**AIM:** Send back all the data below, exactly as given.

**RECORD LIST:**
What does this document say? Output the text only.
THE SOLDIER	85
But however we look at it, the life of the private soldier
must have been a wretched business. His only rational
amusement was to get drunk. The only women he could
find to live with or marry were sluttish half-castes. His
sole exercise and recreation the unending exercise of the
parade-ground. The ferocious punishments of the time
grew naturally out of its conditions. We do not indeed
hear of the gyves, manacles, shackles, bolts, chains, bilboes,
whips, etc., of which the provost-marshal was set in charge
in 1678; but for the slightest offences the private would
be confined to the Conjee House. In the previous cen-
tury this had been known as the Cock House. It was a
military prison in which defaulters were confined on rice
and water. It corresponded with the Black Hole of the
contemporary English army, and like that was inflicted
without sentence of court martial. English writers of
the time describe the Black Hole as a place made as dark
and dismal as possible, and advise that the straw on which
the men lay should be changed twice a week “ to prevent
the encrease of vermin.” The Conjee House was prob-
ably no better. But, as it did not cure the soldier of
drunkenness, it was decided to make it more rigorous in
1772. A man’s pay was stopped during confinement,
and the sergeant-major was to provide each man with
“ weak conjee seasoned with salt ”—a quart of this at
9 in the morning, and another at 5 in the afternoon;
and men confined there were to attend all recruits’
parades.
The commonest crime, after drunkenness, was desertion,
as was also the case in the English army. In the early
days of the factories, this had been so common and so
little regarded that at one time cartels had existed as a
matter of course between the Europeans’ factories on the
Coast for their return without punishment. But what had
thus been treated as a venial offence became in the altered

**SOLVED PROBLEM:**
What does this document say? Output the text only.
THE SOLDIER	85
But however we look at it, the life of the private soldier
must have been a wretched business. His only rational
amusement was to get drunk. The only women he could
find to live with or marry were sluttish half-castes. His
sole exercise and recreation the unending exercise of the
parade-ground. The ferocious punishments of the time
grew naturally out of its conditions. We do not indeed
hear of the gyves, manacles, shackles, bolts, chains, bilboes,
whips, etc., of which the provost-marshal was set in charge
in 1678; but for the slightest offences the private would
be confined to the Conjee House. In the previous cen-
tury this had been known as the Cock House. It was a
military prison in which defaulters were confined on rice
and water. It corresponded with the Black Hole of the
contemporary English army, and like that was inflicted
without sentence of court martial. English writers of
the time describe the Black Hole as a place made as dark
and dismal as possible, and advise that the straw on which
the men lay should be changed twice a week “ to prevent
the encrease of vermin.” The Conjee House was prob-
ably no better. But, as it did not cure the soldier of
drunkenness, it was decided to make it more rigorous in
1772. A man’s pay was stopped during confinement,
and the sergeant-major was to provide each man with
“ weak conjee seasoned with salt ”—a quart of this at
9 in the morning, and another at 5 in the afternoon;
and men confined there were to attend all recruits’
parades.
The commonest crime, after drunkenness, was desertion,
as was also the case in the English army. In the early
days of the factories, this had been so common and so
little regarded that at one time cartels had existed as a
matter of course between the Europeans’ factories on the
Coast for their return without punishment. But what had
thus been treated as a venial offence became in the altered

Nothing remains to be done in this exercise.